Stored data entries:
* begin *

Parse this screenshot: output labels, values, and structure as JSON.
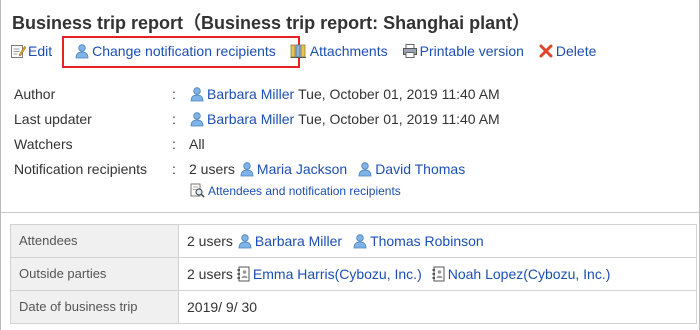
{
  "page": {
    "title": "Business trip report（Business trip report: Shanghai plant）"
  },
  "toolbar": {
    "edit": {
      "label": "Edit",
      "icon": "edit-icon"
    },
    "change_notification": {
      "label": "Change notification recipients",
      "icon": "user-icon"
    },
    "attachments": {
      "label": "Attachments",
      "icon": "attachment-icon"
    },
    "printable": {
      "label": "Printable version",
      "icon": "printer-icon"
    },
    "delete": {
      "label": "Delete",
      "icon": "delete-x-icon"
    },
    "highlight_color": "#e52222"
  },
  "info": {
    "colon": ":",
    "author": {
      "label": "Author",
      "user": "Barbara Miller",
      "timestamp": "Tue, October 01, 2019 11:40 AM"
    },
    "last_updater": {
      "label": "Last updater",
      "user": "Barbara Miller",
      "timestamp": "Tue, October 01, 2019 11:40 AM"
    },
    "watchers": {
      "label": "Watchers",
      "value": "All"
    },
    "notification_recipients": {
      "label": "Notification recipients",
      "count": "2 users",
      "users": [
        "Maria Jackson",
        "David Thomas"
      ]
    },
    "attendees_link": "Attendees and notification recipients"
  },
  "table": {
    "attendees": {
      "label": "Attendees",
      "count": "2 users",
      "users": [
        "Barbara Miller",
        "Thomas Robinson"
      ]
    },
    "outside_parties": {
      "label": "Outside parties",
      "count": "2 users",
      "users": [
        "Emma Harris(Cybozu, Inc.)",
        "Noah Lopez(Cybozu, Inc.)"
      ]
    },
    "date": {
      "label": "Date of business trip",
      "value": "2019/ 9/ 30"
    }
  },
  "colors": {
    "link": "#1c4fb3",
    "user_icon": "#5b9bd5",
    "header_bg": "#f0f0f0"
  }
}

* end *

Task directions:
Return every line of the records exactly as given, pictures excluded.

Completed task:
Parse this screenshot: output labels, values, and structure as JSON.
{
  "page": {
    "title": "Business trip report（Business trip report: Shanghai plant）"
  },
  "toolbar": {
    "edit": {
      "label": "Edit",
      "icon": "edit-icon"
    },
    "change_notification": {
      "label": "Change notification recipients",
      "icon": "user-icon"
    },
    "attachments": {
      "label": "Attachments",
      "icon": "attachment-icon"
    },
    "printable": {
      "label": "Printable version",
      "icon": "printer-icon"
    },
    "delete": {
      "label": "Delete",
      "icon": "delete-x-icon"
    },
    "highlight_color": "#e52222"
  },
  "info": {
    "colon": ":",
    "author": {
      "label": "Author",
      "user": "Barbara Miller",
      "timestamp": "Tue, October 01, 2019 11:40 AM"
    },
    "last_updater": {
      "label": "Last updater",
      "user": "Barbara Miller",
      "timestamp": "Tue, October 01, 2019 11:40 AM"
    },
    "watchers": {
      "label": "Watchers",
      "value": "All"
    },
    "notification_recipients": {
      "label": "Notification recipients",
      "count": "2 users",
      "users": [
        "Maria Jackson",
        "David Thomas"
      ]
    },
    "attendees_link": "Attendees and notification recipients"
  },
  "table": {
    "attendees": {
      "label": "Attendees",
      "count": "2 users",
      "users": [
        "Barbara Miller",
        "Thomas Robinson"
      ]
    },
    "outside_parties": {
      "label": "Outside parties",
      "count": "2 users",
      "users": [
        "Emma Harris(Cybozu, Inc.)",
        "Noah Lopez(Cybozu, Inc.)"
      ]
    },
    "date": {
      "label": "Date of business trip",
      "value": "2019/ 9/ 30"
    }
  },
  "colors": {
    "link": "#1c4fb3",
    "user_icon": "#5b9bd5",
    "header_bg": "#f0f0f0"
  }
}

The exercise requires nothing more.